Collected data:
◆ ◆ ◆ ◆
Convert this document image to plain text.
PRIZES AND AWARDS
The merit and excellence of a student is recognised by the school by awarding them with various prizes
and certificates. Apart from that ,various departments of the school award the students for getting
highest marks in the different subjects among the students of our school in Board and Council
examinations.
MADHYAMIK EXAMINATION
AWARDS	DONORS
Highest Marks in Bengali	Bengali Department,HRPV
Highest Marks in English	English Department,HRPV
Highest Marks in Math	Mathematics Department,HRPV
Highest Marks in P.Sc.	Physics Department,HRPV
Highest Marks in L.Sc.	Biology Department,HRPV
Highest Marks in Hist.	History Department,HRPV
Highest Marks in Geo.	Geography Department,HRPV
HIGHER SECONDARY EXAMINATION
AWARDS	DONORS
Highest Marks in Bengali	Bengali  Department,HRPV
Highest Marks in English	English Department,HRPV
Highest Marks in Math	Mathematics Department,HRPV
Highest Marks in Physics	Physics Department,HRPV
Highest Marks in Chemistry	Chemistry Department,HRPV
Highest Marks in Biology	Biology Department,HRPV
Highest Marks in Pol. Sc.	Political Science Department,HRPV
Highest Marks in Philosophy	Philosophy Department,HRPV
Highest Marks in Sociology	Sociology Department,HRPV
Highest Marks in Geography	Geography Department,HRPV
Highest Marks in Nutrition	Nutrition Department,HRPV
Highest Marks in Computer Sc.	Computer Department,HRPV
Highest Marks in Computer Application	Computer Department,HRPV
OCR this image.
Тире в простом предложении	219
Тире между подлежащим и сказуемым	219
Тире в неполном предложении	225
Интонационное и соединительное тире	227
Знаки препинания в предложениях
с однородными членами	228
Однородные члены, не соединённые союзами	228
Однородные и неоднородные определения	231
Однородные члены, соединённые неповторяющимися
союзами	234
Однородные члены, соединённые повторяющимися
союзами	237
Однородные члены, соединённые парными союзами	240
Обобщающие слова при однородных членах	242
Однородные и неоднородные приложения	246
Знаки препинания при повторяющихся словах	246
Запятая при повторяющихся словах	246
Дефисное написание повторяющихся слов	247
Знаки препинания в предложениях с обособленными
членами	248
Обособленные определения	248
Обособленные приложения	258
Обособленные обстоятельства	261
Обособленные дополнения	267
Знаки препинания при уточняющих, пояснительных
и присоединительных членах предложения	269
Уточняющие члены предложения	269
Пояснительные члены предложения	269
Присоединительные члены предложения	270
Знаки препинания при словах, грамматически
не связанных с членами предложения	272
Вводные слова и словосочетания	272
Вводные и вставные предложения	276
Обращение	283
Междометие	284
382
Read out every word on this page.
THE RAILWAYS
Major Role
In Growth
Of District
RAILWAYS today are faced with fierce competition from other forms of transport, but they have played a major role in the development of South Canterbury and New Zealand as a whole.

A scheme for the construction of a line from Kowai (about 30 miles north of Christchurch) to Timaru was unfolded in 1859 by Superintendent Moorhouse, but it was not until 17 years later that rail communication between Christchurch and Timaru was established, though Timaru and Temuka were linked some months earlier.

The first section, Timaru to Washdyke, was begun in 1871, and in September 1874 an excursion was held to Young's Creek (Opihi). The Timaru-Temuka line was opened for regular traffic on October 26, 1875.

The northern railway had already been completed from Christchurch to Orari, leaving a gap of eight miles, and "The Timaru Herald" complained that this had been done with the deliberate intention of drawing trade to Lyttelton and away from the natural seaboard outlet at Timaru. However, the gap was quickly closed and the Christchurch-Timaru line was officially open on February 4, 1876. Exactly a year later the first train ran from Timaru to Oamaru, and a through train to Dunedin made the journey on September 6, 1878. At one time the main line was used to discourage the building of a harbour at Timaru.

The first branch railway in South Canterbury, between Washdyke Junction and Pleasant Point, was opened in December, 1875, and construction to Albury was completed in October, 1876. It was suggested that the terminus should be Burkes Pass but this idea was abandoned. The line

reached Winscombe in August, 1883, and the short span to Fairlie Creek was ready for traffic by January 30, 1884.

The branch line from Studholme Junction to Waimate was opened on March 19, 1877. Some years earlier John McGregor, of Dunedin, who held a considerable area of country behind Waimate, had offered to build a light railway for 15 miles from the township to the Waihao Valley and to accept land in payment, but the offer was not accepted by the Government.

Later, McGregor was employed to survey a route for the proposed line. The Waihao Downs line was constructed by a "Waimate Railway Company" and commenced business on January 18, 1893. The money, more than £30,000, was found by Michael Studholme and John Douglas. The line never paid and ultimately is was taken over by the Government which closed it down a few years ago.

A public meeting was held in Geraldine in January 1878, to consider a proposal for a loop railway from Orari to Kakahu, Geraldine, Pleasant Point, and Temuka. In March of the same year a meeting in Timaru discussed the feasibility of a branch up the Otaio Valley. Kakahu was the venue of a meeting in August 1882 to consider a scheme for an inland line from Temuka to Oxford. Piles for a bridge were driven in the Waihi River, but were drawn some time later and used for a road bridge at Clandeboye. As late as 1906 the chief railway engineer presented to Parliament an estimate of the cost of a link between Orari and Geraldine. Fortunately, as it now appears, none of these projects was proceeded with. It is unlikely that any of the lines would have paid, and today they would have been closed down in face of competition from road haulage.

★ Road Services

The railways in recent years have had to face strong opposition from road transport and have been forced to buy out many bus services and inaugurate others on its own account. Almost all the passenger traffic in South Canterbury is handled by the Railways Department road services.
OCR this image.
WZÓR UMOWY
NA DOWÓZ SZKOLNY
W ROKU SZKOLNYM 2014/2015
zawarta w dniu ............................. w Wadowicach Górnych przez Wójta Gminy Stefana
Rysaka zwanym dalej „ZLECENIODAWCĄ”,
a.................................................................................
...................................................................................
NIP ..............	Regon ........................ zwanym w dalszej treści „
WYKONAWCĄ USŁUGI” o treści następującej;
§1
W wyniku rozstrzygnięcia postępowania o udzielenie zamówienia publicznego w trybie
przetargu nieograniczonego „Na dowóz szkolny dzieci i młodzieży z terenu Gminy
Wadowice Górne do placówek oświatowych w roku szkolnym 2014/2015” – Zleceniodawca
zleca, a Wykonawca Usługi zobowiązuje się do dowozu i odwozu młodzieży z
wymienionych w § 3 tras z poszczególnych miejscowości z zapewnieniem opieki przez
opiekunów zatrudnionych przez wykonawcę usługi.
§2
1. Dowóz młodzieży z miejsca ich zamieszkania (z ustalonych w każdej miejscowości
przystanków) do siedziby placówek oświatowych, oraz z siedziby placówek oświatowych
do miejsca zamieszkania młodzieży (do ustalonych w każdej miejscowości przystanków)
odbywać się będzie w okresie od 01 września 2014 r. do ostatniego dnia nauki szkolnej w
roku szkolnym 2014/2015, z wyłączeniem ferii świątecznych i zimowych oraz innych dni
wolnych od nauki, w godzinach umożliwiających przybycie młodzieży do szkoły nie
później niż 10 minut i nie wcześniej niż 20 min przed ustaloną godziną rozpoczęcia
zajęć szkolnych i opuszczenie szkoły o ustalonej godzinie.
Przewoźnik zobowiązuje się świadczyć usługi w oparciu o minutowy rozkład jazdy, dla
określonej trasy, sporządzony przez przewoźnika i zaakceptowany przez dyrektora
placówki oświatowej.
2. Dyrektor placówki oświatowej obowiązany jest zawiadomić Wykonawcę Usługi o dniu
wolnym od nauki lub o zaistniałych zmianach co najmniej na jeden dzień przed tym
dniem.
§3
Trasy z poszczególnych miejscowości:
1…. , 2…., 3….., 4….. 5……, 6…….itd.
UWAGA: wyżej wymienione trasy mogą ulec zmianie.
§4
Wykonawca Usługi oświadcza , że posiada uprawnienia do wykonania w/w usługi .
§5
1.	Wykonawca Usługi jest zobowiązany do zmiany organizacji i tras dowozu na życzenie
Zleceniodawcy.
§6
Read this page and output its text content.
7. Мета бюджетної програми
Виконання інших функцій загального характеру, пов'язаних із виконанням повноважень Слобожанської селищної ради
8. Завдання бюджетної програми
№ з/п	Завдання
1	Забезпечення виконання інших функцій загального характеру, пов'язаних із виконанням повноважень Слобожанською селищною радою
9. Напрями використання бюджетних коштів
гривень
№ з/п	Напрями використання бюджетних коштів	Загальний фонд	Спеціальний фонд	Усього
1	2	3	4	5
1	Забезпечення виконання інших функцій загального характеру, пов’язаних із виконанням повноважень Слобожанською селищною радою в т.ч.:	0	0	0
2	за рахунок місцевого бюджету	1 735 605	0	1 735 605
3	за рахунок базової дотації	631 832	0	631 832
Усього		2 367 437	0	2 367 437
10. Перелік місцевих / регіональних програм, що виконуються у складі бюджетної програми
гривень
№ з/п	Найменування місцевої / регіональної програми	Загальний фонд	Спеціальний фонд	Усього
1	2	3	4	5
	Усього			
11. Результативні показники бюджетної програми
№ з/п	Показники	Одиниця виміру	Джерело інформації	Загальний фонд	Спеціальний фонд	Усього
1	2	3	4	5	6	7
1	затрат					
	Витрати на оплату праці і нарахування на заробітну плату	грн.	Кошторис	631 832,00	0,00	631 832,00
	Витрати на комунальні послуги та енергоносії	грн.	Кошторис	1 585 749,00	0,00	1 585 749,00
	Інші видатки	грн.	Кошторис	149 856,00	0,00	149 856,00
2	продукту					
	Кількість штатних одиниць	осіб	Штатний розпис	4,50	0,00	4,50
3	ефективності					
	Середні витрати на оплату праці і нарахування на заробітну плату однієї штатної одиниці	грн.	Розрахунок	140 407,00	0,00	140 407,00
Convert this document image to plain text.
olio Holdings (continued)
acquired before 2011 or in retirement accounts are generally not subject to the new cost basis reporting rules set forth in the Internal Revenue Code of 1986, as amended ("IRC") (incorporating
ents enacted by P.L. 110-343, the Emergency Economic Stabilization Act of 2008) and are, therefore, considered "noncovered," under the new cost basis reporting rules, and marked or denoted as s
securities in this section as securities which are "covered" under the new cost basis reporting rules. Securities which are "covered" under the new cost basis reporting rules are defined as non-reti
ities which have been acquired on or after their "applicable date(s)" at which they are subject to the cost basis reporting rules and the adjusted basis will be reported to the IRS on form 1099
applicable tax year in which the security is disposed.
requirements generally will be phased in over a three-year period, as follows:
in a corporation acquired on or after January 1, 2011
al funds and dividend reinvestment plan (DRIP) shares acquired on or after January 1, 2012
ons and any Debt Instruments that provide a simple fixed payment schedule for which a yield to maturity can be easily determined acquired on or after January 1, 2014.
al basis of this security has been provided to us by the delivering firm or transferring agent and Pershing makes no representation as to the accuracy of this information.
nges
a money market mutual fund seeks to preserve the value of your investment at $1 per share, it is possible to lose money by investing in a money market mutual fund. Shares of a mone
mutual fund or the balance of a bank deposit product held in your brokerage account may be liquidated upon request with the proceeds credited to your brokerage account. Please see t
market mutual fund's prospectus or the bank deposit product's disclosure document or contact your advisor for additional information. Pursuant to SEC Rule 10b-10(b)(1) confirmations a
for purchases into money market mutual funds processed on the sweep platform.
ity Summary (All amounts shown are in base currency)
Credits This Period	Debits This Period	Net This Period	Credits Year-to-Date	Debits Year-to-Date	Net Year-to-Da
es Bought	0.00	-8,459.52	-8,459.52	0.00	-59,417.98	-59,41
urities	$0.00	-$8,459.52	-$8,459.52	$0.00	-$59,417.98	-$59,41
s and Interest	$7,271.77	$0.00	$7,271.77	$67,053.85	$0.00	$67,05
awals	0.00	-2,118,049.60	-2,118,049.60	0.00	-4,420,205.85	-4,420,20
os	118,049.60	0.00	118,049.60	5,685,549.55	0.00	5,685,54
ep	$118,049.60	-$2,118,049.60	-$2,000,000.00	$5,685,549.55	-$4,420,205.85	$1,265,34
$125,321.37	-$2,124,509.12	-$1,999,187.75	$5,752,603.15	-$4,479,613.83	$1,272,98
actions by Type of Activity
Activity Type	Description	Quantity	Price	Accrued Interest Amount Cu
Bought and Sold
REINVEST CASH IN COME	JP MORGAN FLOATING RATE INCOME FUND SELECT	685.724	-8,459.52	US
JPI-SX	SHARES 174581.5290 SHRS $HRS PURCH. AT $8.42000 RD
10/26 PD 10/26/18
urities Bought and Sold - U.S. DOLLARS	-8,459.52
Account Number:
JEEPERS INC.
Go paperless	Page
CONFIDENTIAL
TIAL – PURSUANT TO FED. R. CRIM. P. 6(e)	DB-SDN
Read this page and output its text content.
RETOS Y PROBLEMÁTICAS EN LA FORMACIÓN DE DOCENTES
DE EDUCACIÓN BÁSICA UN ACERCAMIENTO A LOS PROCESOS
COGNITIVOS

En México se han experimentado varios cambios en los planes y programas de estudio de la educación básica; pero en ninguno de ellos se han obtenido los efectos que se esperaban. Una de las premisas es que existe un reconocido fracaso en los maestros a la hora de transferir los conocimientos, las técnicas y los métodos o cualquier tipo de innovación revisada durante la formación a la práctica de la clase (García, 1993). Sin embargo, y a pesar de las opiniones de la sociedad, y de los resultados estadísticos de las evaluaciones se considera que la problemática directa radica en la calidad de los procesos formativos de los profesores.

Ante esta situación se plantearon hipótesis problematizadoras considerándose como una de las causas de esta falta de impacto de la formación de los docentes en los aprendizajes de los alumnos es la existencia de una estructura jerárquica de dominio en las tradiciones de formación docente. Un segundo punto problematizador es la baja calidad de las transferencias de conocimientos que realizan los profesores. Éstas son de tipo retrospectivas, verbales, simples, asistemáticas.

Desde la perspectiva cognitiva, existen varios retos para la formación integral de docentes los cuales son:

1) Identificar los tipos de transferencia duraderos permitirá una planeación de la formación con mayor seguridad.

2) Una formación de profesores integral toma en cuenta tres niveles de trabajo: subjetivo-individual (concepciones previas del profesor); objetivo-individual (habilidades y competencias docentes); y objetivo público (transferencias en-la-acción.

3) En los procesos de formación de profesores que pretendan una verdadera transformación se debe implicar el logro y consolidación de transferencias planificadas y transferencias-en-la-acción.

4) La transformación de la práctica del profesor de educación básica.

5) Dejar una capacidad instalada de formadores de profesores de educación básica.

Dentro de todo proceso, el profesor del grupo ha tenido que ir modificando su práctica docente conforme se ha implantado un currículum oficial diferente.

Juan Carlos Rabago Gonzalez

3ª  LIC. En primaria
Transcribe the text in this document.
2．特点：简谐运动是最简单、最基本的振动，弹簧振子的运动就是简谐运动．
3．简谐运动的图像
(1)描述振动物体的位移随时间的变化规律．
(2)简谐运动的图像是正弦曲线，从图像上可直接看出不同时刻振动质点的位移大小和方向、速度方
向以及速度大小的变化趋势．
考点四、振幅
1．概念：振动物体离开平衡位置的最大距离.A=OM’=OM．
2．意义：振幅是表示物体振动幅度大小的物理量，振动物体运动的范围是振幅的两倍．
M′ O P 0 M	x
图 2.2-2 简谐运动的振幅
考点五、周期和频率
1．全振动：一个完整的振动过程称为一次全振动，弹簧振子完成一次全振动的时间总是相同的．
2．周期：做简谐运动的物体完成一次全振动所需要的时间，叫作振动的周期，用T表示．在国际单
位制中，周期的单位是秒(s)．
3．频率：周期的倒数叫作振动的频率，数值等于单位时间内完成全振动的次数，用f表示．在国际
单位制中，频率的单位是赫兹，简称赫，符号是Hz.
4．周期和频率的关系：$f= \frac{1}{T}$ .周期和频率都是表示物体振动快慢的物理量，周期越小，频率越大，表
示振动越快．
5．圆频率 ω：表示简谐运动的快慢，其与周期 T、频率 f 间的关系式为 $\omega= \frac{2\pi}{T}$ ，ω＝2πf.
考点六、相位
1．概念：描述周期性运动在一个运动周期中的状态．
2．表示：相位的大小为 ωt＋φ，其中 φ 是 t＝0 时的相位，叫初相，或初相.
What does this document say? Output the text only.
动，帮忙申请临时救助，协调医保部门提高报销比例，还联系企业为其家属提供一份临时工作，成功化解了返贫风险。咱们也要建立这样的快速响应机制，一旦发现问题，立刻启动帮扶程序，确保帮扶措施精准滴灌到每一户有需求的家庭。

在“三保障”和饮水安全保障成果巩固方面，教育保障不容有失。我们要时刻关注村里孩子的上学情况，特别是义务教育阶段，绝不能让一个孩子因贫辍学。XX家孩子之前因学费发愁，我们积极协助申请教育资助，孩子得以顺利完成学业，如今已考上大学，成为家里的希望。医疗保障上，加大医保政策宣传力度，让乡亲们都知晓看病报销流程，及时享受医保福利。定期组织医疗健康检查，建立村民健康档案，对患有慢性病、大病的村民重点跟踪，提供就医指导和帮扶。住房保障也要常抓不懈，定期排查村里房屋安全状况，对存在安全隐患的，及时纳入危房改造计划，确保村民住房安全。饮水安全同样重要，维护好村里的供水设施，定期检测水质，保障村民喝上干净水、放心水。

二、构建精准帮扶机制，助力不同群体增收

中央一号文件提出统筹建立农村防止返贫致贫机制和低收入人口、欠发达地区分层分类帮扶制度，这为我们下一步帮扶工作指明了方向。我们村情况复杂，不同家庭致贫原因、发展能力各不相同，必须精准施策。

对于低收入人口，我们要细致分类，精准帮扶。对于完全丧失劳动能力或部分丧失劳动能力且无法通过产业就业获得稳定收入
◆ ◆ ◆ ◆
The problem:
Identify each line in the records above containing the word "bank"; copy those lines.

Reply:
mutual fund or the balance of a bank deposit product held in your brokerage account may be liquidated upon request with the proceeds credited to your brokerage account. Please see t
market mutual fund's prospectus or the bank deposit product's disclosure document or contact your advisor for additional information. Pursuant to SEC Rule 10b-10(b)(1) confirmations a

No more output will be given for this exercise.